Repeat the records below exactly.

* _GIVEN RECORDS_:
************

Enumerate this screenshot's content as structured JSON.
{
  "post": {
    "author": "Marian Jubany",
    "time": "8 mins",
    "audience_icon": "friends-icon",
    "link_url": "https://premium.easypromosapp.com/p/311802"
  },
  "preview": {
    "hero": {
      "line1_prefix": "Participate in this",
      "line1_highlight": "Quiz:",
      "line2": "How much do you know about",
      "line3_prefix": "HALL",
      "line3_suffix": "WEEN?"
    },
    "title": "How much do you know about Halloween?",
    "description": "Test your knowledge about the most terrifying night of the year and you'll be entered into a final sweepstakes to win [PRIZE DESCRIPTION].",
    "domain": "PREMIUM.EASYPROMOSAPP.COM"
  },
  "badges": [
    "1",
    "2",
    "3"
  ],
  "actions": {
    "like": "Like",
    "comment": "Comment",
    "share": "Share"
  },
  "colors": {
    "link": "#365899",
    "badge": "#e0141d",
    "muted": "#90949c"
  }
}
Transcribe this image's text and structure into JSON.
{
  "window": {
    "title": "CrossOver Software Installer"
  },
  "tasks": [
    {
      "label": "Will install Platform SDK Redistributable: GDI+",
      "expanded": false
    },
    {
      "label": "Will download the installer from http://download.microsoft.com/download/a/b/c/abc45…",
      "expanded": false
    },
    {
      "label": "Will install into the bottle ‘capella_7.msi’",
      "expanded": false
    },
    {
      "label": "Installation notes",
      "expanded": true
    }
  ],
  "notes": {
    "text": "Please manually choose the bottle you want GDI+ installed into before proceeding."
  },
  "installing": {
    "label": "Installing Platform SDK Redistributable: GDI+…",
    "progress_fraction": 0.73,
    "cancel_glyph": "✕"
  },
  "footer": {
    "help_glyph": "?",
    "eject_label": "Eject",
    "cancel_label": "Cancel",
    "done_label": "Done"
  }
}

************

* _THE RESPONSE_:
Enumerate this screenshot's content as structured JSON.
{
  "post": {
    "author": "Marian Jubany",
    "time": "8 mins",
    "audience_icon": "friends-icon",
    "link_url": "https://premium.easypromosapp.com/p/311802"
  },
  "preview": {
    "hero": {
      "line1_prefix": "Participate in this",
      "line1_highlight": "Quiz:",
      "line2": "How much do you know about",
      "line3_prefix": "HALL",
      "line3_suffix": "WEEN?"
    },
    "title": "How much do you know about Halloween?",
    "description": "Test your knowledge about the most terrifying night of the year and you'll be entered into a final sweepstakes to win [PRIZE DESCRIPTION].",
    "domain": "PREMIUM.EASYPROMOSAPP.COM"
  },
  "badges": [
    "1",
    "2",
    "3"
  ],
  "actions": {
    "like": "Like",
    "comment": "Comment",
    "share": "Share"
  },
  "colors": {
    "link": "#365899",
    "badge": "#e0141d",
    "muted": "#90949c"
  }
}
Transcribe this image's text and structure into JSON.
{
  "window": {
    "title": "CrossOver Software Installer"
  },
  "tasks": [
    {
      "label": "Will install Platform SDK Redistributable: GDI+",
      "expanded": false
    },
    {
      "label": "Will download the installer from http://download.microsoft.com/download/a/b/c/abc45…",
      "expanded": false
    },
    {
      "label": "Will install into the bottle ‘capella_7.msi’",
      "expanded": false
    },
    {
      "label": "Installation notes",
      "expanded": true
    }
  ],
  "notes": {
    "text": "Please manually choose the bottle you want GDI+ installed into before proceeding."
  },
  "installing": {
    "label": "Installing Platform SDK Redistributable: GDI+…",
    "progress_fraction": 0.73,
    "cancel_glyph": "✕"
  },
  "footer": {
    "help_glyph": "?",
    "eject_label": "Eject",
    "cancel_label": "Cancel",
    "done_label": "Done"
  }
}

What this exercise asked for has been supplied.